Copy out all the lines in the records that include the word "title".

-- The input --
* BEGIN *
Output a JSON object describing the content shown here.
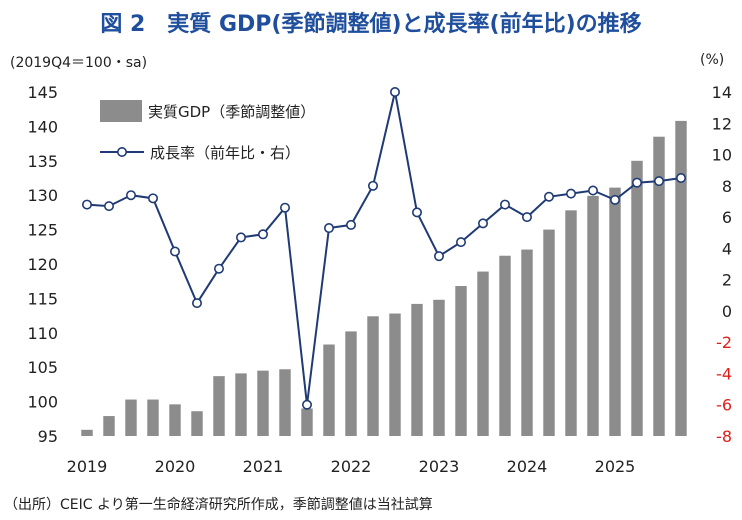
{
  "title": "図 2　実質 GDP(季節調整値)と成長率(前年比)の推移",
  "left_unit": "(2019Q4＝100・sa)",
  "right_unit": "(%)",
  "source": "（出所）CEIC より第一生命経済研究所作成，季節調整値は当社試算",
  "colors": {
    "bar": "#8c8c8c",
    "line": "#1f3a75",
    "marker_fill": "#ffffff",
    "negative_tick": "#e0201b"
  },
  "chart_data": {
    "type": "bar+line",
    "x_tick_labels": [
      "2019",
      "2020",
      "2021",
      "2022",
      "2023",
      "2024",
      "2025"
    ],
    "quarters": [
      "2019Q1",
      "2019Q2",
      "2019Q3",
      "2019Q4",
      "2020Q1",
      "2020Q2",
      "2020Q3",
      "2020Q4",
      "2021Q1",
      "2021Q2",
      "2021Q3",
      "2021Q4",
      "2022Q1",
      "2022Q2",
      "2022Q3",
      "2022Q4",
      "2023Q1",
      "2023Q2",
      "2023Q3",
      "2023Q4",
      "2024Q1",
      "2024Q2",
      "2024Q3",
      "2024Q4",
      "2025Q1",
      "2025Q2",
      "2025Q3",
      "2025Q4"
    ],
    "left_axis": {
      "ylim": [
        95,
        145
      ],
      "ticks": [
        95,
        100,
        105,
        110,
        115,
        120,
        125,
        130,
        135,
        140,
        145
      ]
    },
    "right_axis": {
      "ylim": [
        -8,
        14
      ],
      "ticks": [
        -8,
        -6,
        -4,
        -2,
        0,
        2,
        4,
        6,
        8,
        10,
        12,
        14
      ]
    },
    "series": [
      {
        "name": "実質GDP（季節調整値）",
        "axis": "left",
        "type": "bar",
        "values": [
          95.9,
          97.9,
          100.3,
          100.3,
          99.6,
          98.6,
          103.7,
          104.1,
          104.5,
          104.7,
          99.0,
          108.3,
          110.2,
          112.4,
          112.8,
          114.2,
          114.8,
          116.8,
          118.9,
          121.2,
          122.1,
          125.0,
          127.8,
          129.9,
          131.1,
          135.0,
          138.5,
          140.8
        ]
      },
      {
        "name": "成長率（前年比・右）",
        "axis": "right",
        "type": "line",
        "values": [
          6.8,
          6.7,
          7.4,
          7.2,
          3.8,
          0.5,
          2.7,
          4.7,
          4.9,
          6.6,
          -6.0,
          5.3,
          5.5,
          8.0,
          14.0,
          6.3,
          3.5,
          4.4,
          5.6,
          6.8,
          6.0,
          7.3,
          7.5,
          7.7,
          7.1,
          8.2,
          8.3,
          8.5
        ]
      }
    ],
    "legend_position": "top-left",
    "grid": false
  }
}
* END *
* BEGIN *
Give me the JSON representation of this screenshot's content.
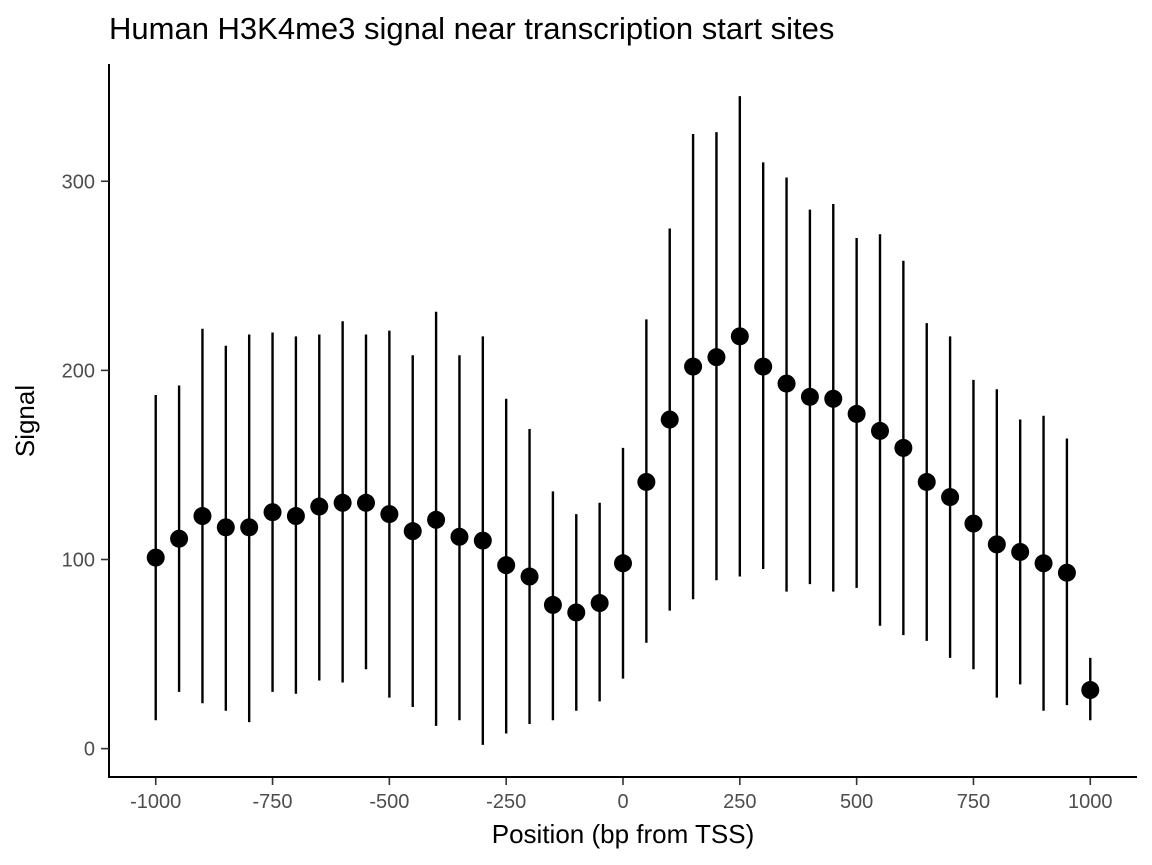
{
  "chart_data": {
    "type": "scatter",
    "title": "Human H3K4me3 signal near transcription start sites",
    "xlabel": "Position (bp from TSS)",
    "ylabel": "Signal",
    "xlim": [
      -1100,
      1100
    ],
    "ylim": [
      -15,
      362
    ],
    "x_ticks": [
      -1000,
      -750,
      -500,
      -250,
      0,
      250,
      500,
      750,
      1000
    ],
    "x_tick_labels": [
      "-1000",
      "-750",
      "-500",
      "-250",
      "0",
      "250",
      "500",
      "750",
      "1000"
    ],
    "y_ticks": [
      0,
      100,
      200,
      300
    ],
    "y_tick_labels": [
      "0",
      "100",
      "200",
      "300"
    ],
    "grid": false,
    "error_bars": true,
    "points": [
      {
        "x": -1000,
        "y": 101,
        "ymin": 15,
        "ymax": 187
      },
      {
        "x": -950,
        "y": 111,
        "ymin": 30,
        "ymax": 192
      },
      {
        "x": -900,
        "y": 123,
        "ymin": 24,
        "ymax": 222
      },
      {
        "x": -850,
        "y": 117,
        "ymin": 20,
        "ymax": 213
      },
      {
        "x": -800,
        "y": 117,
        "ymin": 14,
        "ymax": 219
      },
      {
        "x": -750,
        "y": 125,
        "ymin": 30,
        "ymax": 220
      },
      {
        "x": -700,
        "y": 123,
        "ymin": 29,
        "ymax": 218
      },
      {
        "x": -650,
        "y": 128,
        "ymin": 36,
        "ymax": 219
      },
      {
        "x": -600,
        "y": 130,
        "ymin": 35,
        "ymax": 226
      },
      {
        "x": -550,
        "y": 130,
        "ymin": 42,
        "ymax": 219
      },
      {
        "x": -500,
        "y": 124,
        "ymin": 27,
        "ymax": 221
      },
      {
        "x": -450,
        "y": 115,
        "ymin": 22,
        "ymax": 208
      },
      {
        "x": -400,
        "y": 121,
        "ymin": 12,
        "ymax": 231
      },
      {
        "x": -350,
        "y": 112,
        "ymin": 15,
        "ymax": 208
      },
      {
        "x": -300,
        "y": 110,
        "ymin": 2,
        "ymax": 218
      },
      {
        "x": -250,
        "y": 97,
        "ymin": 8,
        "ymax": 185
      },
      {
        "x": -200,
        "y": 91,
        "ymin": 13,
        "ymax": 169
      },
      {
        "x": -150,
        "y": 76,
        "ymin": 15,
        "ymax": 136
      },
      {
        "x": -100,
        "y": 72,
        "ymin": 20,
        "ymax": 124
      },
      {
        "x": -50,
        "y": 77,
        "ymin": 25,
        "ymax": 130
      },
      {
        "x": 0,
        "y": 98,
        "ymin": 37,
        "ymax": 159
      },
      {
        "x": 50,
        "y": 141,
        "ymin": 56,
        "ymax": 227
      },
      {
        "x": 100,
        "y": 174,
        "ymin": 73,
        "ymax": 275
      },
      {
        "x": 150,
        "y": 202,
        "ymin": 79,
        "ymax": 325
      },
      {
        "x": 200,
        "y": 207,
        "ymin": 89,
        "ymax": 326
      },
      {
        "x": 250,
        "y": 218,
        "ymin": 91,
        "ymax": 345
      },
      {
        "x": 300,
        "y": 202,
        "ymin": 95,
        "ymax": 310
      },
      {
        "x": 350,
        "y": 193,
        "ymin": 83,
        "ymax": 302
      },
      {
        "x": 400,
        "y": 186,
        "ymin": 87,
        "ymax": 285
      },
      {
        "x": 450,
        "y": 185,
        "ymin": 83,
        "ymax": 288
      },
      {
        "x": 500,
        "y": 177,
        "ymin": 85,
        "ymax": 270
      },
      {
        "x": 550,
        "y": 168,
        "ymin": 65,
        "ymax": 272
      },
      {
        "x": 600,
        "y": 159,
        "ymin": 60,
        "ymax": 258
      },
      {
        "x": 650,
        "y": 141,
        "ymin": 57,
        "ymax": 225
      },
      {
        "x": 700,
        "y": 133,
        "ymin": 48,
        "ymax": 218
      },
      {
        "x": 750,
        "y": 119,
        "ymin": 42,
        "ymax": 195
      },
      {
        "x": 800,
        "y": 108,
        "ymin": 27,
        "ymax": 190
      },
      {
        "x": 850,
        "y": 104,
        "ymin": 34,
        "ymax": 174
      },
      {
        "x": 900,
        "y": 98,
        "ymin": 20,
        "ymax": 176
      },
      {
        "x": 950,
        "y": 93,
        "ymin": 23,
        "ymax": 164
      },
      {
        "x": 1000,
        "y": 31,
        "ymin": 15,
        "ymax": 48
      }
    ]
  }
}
* END *
* BEGIN *
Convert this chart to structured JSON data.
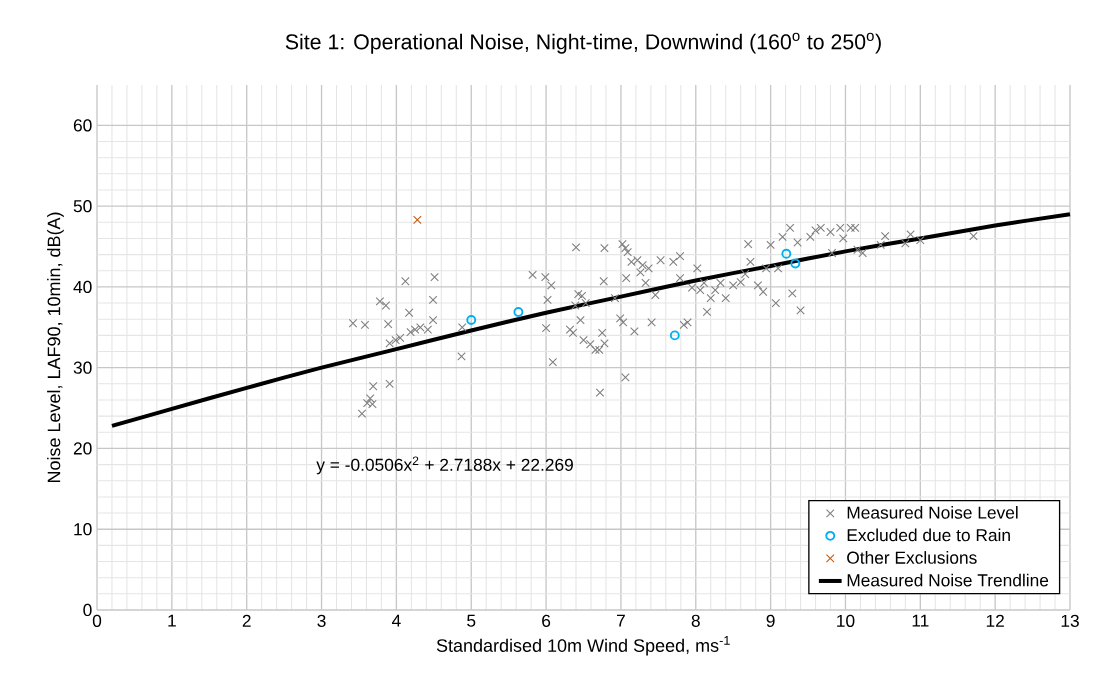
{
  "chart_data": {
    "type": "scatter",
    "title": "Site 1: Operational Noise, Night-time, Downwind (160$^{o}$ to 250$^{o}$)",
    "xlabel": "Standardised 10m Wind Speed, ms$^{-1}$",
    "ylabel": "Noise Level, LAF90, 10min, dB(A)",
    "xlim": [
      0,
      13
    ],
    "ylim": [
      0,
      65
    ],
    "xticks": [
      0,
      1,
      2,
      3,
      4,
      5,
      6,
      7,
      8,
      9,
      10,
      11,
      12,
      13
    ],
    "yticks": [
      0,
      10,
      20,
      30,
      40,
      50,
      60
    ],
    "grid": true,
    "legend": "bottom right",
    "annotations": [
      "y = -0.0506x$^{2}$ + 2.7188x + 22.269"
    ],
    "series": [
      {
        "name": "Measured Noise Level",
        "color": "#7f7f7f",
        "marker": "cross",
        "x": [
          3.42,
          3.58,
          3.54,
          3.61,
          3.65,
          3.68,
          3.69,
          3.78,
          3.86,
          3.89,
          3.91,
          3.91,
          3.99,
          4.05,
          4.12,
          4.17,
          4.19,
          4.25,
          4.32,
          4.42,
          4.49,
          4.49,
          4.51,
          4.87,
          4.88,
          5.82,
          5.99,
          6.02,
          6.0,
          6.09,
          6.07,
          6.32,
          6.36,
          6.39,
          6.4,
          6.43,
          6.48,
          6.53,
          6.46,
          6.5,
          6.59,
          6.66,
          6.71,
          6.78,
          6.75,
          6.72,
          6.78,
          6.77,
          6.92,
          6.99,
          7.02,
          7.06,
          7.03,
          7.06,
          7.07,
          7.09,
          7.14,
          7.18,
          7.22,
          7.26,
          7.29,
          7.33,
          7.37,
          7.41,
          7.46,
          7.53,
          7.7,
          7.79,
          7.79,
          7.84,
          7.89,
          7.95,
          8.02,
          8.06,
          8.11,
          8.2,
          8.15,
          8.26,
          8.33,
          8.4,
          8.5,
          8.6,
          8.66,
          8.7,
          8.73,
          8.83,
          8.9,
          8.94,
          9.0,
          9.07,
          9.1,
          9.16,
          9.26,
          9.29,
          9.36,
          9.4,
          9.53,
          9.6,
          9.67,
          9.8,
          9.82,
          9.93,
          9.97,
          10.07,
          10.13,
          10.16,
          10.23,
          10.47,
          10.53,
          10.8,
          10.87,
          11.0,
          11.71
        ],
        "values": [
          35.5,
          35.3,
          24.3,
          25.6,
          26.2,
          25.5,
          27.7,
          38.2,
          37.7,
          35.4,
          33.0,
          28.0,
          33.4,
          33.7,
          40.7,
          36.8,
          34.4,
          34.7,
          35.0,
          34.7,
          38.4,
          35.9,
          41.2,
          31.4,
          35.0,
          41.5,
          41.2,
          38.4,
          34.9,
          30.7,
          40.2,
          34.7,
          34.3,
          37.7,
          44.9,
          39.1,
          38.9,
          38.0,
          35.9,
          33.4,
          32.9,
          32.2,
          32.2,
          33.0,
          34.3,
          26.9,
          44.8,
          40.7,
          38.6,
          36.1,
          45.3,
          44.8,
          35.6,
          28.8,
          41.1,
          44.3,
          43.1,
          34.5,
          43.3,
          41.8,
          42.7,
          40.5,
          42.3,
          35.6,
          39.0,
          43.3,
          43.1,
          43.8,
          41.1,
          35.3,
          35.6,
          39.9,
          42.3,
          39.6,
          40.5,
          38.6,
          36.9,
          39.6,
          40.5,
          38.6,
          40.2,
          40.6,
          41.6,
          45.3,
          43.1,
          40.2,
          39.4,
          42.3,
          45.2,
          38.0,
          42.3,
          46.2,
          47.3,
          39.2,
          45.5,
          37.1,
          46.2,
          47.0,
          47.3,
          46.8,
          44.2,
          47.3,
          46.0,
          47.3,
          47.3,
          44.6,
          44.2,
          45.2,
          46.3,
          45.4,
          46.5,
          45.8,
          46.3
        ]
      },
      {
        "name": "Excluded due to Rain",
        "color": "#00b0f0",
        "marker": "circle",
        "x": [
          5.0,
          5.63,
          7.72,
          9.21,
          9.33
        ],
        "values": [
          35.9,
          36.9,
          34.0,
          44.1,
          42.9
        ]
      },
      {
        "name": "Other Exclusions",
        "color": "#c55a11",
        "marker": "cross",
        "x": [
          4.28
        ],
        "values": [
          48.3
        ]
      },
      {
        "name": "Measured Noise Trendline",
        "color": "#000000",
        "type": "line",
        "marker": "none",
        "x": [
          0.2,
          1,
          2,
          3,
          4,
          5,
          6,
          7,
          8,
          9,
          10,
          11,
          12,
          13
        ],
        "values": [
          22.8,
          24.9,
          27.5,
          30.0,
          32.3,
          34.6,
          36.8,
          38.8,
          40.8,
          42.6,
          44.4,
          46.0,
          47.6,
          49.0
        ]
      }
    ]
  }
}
* END *
-- Exercise solution --
  "title": "図 2　実質 GDP(季節調整値)と成長率(前年比)の推移",
    "title": "Human H3K4me3 signal near transcription start sites",
    "title": "Site 1: Operational Noise, Night-time, Downwind (160$^{o}$ to 250$^{o}$)",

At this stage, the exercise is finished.